* **DIRECTIVE**
Write out the material exactly, with the pictures left out.

════════

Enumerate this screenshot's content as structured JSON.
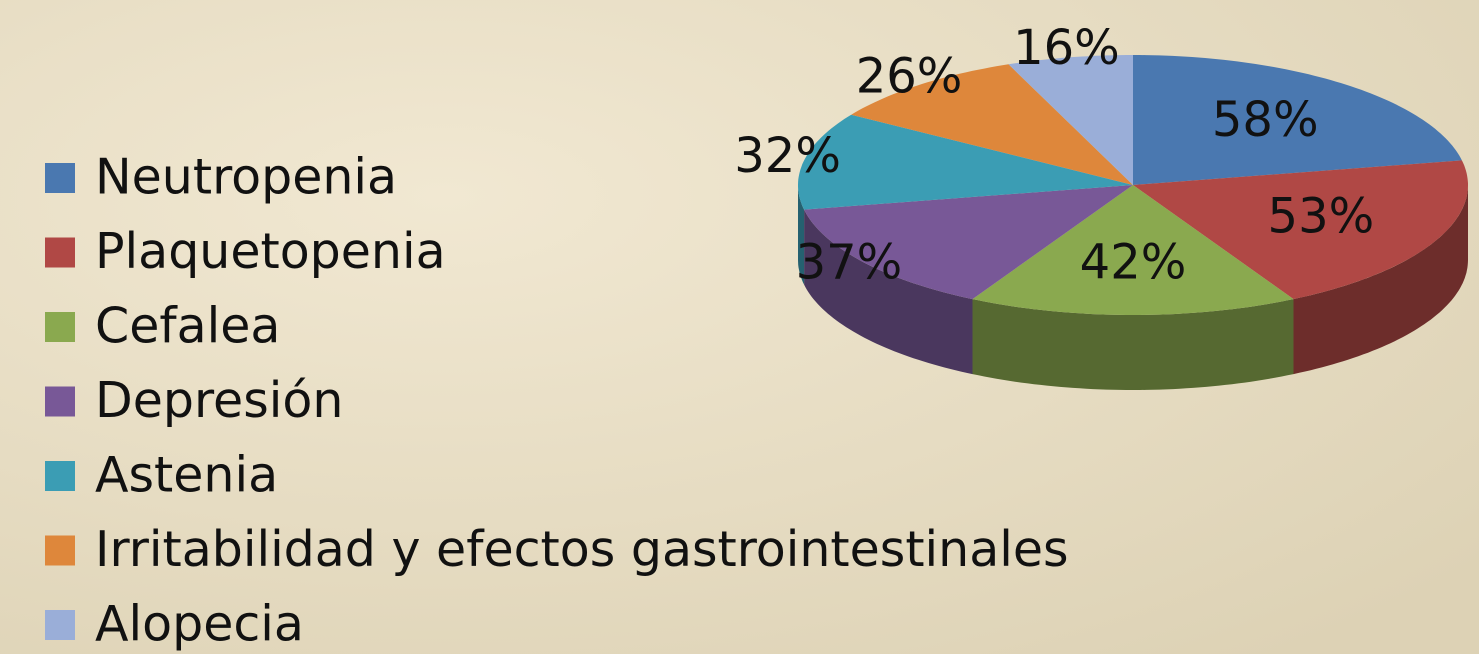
{
  "chart_data": {
    "type": "pie3d",
    "categories": [
      "Neutropenia",
      "Plaquetopenia",
      "Cefalea",
      "Depresión",
      "Astenia",
      "Irritabilidad y efectos gastrointestinales",
      "Alopecia"
    ],
    "values": [
      58,
      53,
      42,
      37,
      32,
      26,
      16
    ],
    "value_labels": [
      "58%",
      "53%",
      "42%",
      "37%",
      "32%",
      "26%",
      "16%"
    ],
    "colors": [
      "#4a78b0",
      "#b04845",
      "#8aa94f",
      "#785897",
      "#3b9db4",
      "#de873b",
      "#9aaed8"
    ],
    "legend": "left"
  }
}
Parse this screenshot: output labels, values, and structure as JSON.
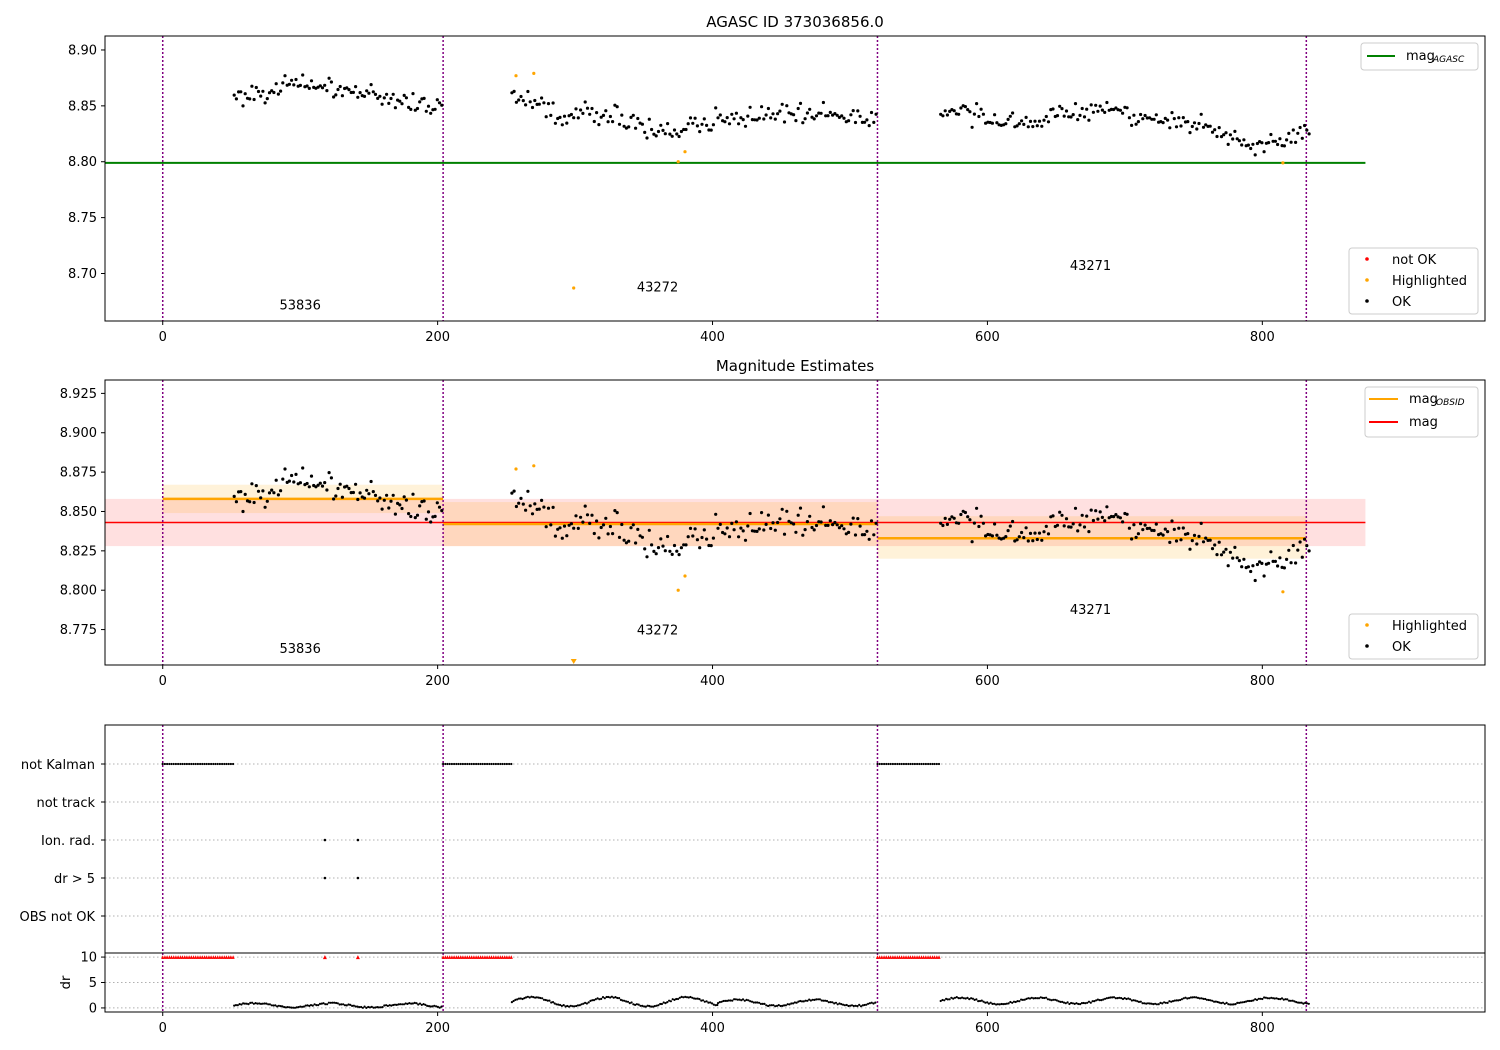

════════

* **RESPONSE BELOW**
Enumerate this screenshot's content as structured JSON.
{
  "chart_data": {
    "type": "pie3d",
    "categories": [
      "Neutropenia",
      "Plaquetopenia",
      "Cefalea",
      "Depresión",
      "Astenia",
      "Irritabilidad y efectos gastrointestinales",
      "Alopecia"
    ],
    "values": [
      58,
      53,
      42,
      37,
      32,
      26,
      16
    ],
    "value_labels": [
      "58%",
      "53%",
      "42%",
      "37%",
      "32%",
      "26%",
      "16%"
    ],
    "colors": [
      "#4a78b0",
      "#b04845",
      "#8aa94f",
      "#785897",
      "#3b9db4",
      "#de873b",
      "#9aaed8"
    ],
    "legend": "left"
  }
}
Parse this screenshot: output labels, values, and structure as JSON.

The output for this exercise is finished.